--- start ---

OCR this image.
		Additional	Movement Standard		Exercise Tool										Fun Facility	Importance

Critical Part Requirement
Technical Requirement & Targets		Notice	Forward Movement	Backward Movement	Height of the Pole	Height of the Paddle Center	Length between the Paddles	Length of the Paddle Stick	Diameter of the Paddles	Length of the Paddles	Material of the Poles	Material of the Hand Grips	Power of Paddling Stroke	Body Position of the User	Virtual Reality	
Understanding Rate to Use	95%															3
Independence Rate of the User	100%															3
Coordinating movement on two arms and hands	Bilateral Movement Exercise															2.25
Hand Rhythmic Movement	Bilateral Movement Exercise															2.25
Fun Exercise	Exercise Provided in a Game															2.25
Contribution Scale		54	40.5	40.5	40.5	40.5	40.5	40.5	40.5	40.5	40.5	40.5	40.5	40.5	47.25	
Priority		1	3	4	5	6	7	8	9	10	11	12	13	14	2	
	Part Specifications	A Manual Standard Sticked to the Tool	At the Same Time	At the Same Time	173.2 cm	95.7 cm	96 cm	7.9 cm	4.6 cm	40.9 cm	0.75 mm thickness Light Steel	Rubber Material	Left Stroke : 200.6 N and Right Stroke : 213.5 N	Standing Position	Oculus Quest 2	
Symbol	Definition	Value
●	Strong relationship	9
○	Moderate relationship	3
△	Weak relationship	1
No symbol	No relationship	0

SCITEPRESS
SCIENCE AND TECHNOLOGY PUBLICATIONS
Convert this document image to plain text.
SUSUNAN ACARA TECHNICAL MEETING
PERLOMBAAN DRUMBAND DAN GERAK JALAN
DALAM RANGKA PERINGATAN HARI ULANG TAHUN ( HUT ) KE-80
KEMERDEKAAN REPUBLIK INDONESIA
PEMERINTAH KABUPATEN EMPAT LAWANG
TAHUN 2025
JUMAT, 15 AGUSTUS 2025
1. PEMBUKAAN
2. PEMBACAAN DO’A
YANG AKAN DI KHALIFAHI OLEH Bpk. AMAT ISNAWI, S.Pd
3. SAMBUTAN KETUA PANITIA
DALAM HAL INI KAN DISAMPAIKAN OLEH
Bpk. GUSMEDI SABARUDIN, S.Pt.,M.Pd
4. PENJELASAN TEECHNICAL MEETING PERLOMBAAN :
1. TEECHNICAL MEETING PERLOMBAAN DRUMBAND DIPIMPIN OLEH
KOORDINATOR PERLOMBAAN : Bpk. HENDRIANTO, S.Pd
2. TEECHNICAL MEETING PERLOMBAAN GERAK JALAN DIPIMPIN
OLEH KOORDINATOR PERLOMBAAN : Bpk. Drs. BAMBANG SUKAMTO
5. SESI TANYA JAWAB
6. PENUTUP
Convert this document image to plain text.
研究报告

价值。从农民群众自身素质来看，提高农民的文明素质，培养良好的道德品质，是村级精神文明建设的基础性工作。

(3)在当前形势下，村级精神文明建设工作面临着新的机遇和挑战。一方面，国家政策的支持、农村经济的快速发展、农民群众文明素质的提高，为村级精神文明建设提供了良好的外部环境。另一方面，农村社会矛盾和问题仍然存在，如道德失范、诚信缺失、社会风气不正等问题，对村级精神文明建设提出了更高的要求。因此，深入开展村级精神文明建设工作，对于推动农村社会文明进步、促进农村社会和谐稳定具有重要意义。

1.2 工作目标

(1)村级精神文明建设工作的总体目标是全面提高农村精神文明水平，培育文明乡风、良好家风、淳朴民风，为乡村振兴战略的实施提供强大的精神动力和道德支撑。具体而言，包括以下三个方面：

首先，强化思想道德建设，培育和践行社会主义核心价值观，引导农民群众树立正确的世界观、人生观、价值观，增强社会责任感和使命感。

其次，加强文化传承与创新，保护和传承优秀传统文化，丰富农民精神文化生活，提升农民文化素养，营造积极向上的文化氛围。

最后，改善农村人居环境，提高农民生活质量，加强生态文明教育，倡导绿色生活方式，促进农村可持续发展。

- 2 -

--- end ---

EXERCISE: Select every line of the material above holding the word "TAHUN" and copy it.

THE OUTPUT:
DALAM RANGKA PERINGATAN HARI ULANG TAHUN ( HUT ) KE-80
TAHUN 2025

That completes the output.